_Records that describe figures_
--- --- ---

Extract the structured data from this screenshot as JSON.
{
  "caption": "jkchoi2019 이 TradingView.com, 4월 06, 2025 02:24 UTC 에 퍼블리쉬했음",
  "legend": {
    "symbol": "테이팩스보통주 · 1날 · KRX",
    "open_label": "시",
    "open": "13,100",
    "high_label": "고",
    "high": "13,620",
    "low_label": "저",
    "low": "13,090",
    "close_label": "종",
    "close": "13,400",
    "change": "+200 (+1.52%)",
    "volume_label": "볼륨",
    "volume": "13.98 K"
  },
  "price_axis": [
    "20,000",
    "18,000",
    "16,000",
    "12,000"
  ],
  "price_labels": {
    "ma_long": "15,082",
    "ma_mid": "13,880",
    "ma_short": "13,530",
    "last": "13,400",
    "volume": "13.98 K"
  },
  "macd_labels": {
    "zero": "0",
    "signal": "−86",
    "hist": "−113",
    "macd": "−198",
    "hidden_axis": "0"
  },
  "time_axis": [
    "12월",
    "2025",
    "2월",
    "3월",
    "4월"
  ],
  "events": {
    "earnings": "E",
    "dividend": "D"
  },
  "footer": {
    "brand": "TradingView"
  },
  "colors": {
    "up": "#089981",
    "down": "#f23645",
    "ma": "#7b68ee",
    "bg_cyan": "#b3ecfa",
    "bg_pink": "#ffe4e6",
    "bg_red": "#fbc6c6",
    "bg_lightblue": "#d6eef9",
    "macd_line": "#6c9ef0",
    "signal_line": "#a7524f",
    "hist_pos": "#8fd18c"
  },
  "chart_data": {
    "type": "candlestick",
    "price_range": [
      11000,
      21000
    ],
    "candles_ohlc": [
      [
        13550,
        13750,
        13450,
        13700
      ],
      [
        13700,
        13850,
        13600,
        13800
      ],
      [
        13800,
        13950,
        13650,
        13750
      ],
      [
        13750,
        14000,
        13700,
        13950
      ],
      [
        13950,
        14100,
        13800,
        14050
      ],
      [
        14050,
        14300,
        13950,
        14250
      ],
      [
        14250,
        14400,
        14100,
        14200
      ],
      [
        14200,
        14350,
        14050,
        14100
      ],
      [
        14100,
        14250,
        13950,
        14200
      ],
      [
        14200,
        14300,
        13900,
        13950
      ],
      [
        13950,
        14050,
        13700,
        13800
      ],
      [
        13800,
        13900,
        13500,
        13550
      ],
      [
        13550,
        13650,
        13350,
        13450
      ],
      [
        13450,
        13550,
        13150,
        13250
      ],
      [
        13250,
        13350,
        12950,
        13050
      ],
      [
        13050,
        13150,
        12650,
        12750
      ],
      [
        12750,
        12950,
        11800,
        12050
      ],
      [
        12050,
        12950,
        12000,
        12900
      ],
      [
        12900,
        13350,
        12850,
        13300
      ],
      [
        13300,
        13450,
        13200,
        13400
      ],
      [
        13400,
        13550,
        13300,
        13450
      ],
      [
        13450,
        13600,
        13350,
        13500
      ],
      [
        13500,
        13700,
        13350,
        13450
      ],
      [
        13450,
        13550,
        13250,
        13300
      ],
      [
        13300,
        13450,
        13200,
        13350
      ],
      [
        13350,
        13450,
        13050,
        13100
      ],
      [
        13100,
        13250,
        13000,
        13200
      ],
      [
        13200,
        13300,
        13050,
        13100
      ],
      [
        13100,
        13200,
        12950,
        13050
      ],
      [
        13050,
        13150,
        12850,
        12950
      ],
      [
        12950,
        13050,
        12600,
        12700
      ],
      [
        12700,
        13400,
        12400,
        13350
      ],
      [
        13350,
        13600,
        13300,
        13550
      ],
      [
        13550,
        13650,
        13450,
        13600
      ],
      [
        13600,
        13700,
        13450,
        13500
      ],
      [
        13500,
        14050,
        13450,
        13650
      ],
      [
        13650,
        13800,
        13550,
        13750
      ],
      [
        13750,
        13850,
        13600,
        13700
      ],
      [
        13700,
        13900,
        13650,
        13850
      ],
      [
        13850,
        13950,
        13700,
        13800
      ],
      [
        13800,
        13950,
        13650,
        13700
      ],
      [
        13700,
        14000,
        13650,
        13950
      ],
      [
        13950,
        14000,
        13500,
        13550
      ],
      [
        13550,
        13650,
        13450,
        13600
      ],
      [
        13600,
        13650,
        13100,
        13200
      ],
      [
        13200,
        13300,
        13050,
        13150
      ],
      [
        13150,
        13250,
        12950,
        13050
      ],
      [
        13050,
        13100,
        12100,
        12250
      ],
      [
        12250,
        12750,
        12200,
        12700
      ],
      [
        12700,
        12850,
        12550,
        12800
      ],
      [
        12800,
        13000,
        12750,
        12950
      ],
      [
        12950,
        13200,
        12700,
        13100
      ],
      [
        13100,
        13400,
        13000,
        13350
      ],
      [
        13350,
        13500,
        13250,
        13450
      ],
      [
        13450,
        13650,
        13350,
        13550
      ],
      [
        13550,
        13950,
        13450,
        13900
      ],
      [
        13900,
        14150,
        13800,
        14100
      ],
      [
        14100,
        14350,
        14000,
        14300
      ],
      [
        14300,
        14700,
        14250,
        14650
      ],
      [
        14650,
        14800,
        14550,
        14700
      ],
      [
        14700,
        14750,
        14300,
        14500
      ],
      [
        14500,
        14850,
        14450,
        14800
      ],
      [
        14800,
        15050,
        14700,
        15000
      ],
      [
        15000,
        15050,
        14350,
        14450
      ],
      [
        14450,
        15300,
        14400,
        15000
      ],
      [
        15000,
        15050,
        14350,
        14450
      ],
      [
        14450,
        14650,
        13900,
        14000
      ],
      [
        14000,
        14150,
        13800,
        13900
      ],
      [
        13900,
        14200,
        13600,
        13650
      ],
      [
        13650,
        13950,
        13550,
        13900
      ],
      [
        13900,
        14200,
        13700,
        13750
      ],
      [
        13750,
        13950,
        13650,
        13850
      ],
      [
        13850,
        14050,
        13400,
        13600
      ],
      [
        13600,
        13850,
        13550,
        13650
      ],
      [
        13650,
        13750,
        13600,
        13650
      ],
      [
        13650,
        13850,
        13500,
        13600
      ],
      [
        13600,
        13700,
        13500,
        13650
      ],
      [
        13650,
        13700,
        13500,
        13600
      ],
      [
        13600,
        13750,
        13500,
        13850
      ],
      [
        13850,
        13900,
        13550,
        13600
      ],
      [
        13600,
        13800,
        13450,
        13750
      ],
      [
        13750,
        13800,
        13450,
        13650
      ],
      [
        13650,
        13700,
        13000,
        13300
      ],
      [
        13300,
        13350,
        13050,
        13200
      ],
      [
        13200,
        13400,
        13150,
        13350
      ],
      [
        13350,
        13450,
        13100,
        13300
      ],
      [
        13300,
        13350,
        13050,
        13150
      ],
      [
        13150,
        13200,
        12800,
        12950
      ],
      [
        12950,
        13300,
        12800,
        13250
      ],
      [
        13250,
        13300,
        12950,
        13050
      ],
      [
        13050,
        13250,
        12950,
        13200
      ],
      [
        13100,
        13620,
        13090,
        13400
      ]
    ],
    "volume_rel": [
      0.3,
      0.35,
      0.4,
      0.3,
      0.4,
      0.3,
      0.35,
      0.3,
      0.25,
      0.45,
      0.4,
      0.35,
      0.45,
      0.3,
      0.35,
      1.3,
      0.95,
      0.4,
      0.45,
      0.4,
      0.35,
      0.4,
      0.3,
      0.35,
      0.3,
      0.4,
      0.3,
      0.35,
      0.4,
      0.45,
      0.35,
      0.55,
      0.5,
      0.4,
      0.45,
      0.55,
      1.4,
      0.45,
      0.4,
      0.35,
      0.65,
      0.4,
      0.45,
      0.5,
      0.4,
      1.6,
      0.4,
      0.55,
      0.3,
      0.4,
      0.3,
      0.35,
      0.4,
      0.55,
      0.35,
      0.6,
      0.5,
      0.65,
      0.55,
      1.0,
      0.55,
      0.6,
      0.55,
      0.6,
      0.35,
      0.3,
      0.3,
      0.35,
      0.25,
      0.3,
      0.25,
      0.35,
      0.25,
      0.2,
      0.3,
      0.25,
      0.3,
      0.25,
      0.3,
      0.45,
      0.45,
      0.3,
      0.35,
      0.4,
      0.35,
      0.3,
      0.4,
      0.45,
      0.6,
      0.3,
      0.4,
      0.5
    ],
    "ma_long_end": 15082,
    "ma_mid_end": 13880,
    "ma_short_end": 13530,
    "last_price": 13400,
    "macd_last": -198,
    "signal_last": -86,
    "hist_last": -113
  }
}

--- --- ---

_Work to be completed_
Show the lines of the material that contain the word "TradingView".

_Written answer_
  "caption": "jkchoi2019 이 TradingView.com, 4월 06, 2025 02:24 UTC 에 퍼블리쉬했음",
    "brand": "TradingView"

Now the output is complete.